Copy out every line of the records below word for word, changing nothing.

— START Data to process —

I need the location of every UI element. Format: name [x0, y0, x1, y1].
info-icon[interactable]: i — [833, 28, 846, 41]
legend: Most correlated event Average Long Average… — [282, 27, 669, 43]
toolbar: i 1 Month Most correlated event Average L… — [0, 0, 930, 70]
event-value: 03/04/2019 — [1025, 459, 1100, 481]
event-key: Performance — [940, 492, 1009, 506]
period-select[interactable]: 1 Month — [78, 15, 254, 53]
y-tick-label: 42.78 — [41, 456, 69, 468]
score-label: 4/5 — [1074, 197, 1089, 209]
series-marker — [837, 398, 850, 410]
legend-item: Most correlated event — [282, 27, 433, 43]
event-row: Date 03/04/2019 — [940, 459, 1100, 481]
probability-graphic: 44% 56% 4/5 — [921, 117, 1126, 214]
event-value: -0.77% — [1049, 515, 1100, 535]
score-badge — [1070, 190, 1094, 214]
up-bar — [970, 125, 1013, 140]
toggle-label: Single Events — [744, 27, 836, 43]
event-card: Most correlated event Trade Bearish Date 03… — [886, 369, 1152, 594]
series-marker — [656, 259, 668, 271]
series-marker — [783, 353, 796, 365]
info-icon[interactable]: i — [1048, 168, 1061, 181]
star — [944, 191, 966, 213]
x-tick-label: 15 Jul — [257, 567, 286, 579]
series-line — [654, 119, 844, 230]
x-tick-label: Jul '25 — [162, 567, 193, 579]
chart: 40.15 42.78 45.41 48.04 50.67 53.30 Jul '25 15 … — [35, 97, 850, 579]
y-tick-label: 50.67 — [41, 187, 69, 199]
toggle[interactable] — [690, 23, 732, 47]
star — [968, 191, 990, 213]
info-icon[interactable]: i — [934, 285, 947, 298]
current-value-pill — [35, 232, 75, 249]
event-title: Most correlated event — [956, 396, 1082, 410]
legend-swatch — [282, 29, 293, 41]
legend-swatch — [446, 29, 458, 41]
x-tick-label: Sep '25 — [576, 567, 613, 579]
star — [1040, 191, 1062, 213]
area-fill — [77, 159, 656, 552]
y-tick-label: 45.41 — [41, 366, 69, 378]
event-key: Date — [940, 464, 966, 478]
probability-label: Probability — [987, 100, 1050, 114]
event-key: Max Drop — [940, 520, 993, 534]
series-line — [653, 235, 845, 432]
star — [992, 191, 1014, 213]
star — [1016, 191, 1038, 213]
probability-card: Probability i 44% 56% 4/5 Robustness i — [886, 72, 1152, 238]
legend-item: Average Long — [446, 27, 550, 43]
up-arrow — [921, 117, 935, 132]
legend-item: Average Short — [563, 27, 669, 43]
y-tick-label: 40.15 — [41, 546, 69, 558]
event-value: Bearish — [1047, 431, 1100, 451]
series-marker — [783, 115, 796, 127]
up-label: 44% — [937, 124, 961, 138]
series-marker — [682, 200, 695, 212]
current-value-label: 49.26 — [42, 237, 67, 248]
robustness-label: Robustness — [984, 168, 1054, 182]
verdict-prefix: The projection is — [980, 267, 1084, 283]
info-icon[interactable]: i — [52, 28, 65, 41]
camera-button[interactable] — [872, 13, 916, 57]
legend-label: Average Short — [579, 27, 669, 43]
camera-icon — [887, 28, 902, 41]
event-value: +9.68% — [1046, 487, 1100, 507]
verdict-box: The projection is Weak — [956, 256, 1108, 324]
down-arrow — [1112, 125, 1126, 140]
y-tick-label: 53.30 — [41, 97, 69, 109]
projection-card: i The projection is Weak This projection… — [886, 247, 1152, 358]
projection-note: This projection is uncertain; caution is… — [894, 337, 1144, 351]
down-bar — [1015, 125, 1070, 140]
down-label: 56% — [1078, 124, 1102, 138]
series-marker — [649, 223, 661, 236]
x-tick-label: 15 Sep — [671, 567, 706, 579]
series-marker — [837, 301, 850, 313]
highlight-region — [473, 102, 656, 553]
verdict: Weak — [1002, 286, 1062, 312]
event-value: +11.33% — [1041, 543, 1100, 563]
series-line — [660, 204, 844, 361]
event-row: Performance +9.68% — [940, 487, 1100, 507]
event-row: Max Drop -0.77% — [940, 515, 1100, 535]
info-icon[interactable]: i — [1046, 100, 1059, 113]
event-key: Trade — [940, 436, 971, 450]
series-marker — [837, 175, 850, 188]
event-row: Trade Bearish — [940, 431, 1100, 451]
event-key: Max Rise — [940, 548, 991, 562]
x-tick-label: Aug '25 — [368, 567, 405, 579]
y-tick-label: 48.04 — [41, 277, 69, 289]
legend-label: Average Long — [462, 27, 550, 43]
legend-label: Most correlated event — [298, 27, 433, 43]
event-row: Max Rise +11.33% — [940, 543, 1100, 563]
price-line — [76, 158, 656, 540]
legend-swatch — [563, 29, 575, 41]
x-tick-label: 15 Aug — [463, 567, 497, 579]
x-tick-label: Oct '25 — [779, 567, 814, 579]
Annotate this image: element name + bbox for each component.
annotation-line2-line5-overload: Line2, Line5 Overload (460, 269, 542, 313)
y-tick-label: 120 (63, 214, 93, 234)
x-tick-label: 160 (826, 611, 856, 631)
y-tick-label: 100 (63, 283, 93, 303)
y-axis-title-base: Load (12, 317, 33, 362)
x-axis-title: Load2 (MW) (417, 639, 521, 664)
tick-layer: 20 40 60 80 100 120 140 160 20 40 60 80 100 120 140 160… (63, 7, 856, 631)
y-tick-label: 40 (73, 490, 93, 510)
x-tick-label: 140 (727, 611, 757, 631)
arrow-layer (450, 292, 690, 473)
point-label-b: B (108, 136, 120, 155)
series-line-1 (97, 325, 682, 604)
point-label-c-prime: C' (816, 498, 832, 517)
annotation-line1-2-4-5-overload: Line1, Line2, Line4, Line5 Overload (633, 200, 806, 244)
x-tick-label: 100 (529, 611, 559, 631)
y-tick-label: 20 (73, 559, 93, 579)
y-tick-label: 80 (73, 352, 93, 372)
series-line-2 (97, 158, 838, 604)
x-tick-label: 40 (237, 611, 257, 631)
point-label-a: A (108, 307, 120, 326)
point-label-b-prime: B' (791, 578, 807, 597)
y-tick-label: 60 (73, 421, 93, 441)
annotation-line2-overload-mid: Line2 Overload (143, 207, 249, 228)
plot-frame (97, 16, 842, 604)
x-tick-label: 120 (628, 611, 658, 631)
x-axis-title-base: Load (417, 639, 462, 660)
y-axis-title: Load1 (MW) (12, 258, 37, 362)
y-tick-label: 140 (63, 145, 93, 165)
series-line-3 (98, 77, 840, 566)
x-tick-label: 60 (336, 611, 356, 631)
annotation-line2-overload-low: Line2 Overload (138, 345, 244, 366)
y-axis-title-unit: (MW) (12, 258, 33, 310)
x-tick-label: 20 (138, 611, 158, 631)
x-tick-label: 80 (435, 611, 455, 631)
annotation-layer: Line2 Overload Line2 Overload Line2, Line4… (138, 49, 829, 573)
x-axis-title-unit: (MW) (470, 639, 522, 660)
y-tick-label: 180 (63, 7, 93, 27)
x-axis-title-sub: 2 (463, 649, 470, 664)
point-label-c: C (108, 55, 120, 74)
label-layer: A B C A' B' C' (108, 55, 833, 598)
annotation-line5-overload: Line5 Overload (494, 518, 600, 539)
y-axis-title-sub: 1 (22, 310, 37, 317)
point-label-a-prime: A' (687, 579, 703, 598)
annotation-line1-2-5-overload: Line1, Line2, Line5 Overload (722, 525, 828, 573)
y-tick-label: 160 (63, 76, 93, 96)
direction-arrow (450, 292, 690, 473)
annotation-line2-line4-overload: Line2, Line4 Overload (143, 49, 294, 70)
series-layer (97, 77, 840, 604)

— END Data to process —

» Correct answer
I need the location of every UI element. Format: name [x0, y0, x1, y1].
info-icon[interactable]: i — [833, 28, 846, 41]
legend: Most correlated event Average Long Average… — [282, 27, 669, 43]
toolbar: i 1 Month Most correlated event Average L… — [0, 0, 930, 70]
event-value: 03/04/2019 — [1025, 459, 1100, 481]
event-key: Performance — [940, 492, 1009, 506]
period-select[interactable]: 1 Month — [78, 15, 254, 53]
y-tick-label: 42.78 — [41, 456, 69, 468]
score-label: 4/5 — [1074, 197, 1089, 209]
series-marker — [837, 398, 850, 410]
legend-item: Most correlated event — [282, 27, 433, 43]
event-row: Date 03/04/2019 — [940, 459, 1100, 481]
probability-graphic: 44% 56% 4/5 — [921, 117, 1126, 214]
event-value: -0.77% — [1049, 515, 1100, 535]
score-badge — [1070, 190, 1094, 214]
up-bar — [970, 125, 1013, 140]
toggle-label: Single Events — [744, 27, 836, 43]
event-card: Most correlated event Trade Bearish Date 03… — [886, 369, 1152, 594]
series-marker — [656, 259, 668, 271]
series-marker — [783, 353, 796, 365]
info-icon[interactable]: i — [1048, 168, 1061, 181]
star — [944, 191, 966, 213]
x-tick-label: 15 Jul — [257, 567, 286, 579]
series-line — [654, 119, 844, 230]
x-tick-label: Jul '25 — [162, 567, 193, 579]
chart: 40.15 42.78 45.41 48.04 50.67 53.30 Jul '25 15 … — [35, 97, 850, 579]
y-tick-label: 50.67 — [41, 187, 69, 199]
toggle[interactable] — [690, 23, 732, 47]
star — [968, 191, 990, 213]
info-icon[interactable]: i — [934, 285, 947, 298]
current-value-pill — [35, 232, 75, 249]
event-title: Most correlated event — [956, 396, 1082, 410]
legend-swatch — [282, 29, 293, 41]
legend-swatch — [446, 29, 458, 41]
x-tick-label: Sep '25 — [576, 567, 613, 579]
star — [1040, 191, 1062, 213]
area-fill — [77, 159, 656, 552]
y-tick-label: 45.41 — [41, 366, 69, 378]
event-key: Date — [940, 464, 966, 478]
probability-label: Probability — [987, 100, 1050, 114]
event-key: Max Drop — [940, 520, 993, 534]
series-line — [653, 235, 845, 432]
star — [992, 191, 1014, 213]
star — [1016, 191, 1038, 213]
probability-card: Probability i 44% 56% 4/5 Robustness i — [886, 72, 1152, 238]
legend-item: Average Long — [446, 27, 550, 43]
up-arrow — [921, 117, 935, 132]
legend-item: Average Short — [563, 27, 669, 43]
y-tick-label: 40.15 — [41, 546, 69, 558]
event-value: Bearish — [1047, 431, 1100, 451]
series-marker — [783, 115, 796, 127]
up-label: 44% — [937, 124, 961, 138]
series-marker — [682, 200, 695, 212]
current-value-label: 49.26 — [42, 237, 67, 248]
robustness-label: Robustness — [984, 168, 1054, 182]
verdict-prefix: The projection is — [980, 267, 1084, 283]
info-icon[interactable]: i — [52, 28, 65, 41]
camera-button[interactable] — [872, 13, 916, 57]
legend-label: Average Short — [579, 27, 669, 43]
camera-icon — [887, 28, 902, 41]
event-value: +9.68% — [1046, 487, 1100, 507]
verdict-box: The projection is Weak — [956, 256, 1108, 324]
down-arrow — [1112, 125, 1126, 140]
y-tick-label: 53.30 — [41, 97, 69, 109]
projection-card: i The projection is Weak This projection… — [886, 247, 1152, 358]
projection-note: This projection is uncertain; caution is… — [894, 337, 1144, 351]
down-bar — [1015, 125, 1070, 140]
down-label: 56% — [1078, 124, 1102, 138]
series-marker — [649, 223, 661, 236]
x-tick-label: 15 Sep — [671, 567, 706, 579]
series-marker — [837, 301, 850, 313]
highlight-region — [473, 102, 656, 553]
verdict: Weak — [1002, 286, 1062, 312]
event-value: +11.33% — [1041, 543, 1100, 563]
series-line — [660, 204, 844, 361]
event-row: Performance +9.68% — [940, 487, 1100, 507]
event-row: Max Drop -0.77% — [940, 515, 1100, 535]
info-icon[interactable]: i — [1046, 100, 1059, 113]
event-key: Trade — [940, 436, 971, 450]
series-marker — [837, 175, 850, 188]
event-row: Trade Bearish — [940, 431, 1100, 451]
event-key: Max Rise — [940, 548, 991, 562]
x-tick-label: Aug '25 — [368, 567, 405, 579]
y-tick-label: 48.04 — [41, 277, 69, 289]
legend-label: Average Long — [462, 27, 550, 43]
legend-label: Most correlated event — [298, 27, 433, 43]
event-row: Max Rise +11.33% — [940, 543, 1100, 563]
price-line — [76, 158, 656, 540]
legend-swatch — [563, 29, 575, 41]
x-tick-label: 15 Aug — [463, 567, 497, 579]
x-tick-label: Oct '25 — [779, 567, 814, 579]
Annotate this image: element name + bbox for each component.
annotation-line2-line5-overload: Line2, Line5 Overload (460, 269, 542, 313)
y-tick-label: 120 (63, 214, 93, 234)
x-tick-label: 160 (826, 611, 856, 631)
y-tick-label: 100 (63, 283, 93, 303)
y-axis-title-base: Load (12, 317, 33, 362)
x-axis-title: Load2 (MW) (417, 639, 521, 664)
tick-layer: 20 40 60 80 100 120 140 160 20 40 60 80 100 120 140 160… (63, 7, 856, 631)
y-tick-label: 40 (73, 490, 93, 510)
x-tick-label: 140 (727, 611, 757, 631)
arrow-layer (450, 292, 690, 473)
point-label-b: B (108, 136, 120, 155)
series-line-1 (97, 325, 682, 604)
point-label-c-prime: C' (816, 498, 832, 517)
annotation-line1-2-4-5-overload: Line1, Line2, Line4, Line5 Overload (633, 200, 806, 244)
x-tick-label: 100 (529, 611, 559, 631)
y-tick-label: 20 (73, 559, 93, 579)
y-tick-label: 80 (73, 352, 93, 372)
series-line-2 (97, 158, 838, 604)
x-tick-label: 40 (237, 611, 257, 631)
point-label-a: A (108, 307, 120, 326)
point-label-b-prime: B' (791, 578, 807, 597)
y-tick-label: 60 (73, 421, 93, 441)
annotation-line2-overload-mid: Line2 Overload (143, 207, 249, 228)
plot-frame (97, 16, 842, 604)
x-tick-label: 120 (628, 611, 658, 631)
x-axis-title-base: Load (417, 639, 462, 660)
y-axis-title: Load1 (MW) (12, 258, 37, 362)
y-tick-label: 140 (63, 145, 93, 165)
series-line-3 (98, 77, 840, 566)
x-tick-label: 60 (336, 611, 356, 631)
annotation-line2-overload-low: Line2 Overload (138, 345, 244, 366)
y-axis-title-unit: (MW) (12, 258, 33, 310)
x-tick-label: 20 (138, 611, 158, 631)
x-tick-label: 80 (435, 611, 455, 631)
annotation-layer: Line2 Overload Line2 Overload Line2, Line4… (138, 49, 829, 573)
x-axis-title-unit: (MW) (470, 639, 522, 660)
y-tick-label: 180 (63, 7, 93, 27)
x-axis-title-sub: 2 (463, 649, 470, 664)
point-label-c: C (108, 55, 120, 74)
label-layer: A B C A' B' C' (108, 55, 833, 598)
annotation-line5-overload: Line5 Overload (494, 518, 600, 539)
y-axis-title-sub: 1 (22, 310, 37, 317)
point-label-a-prime: A' (687, 579, 703, 598)
annotation-line1-2-5-overload: Line1, Line2, Line5 Overload (722, 525, 828, 573)
y-tick-label: 160 (63, 76, 93, 96)
direction-arrow (450, 292, 690, 473)
annotation-line2-line4-overload: Line2, Line4 Overload (143, 49, 294, 70)
series-layer (97, 77, 840, 604)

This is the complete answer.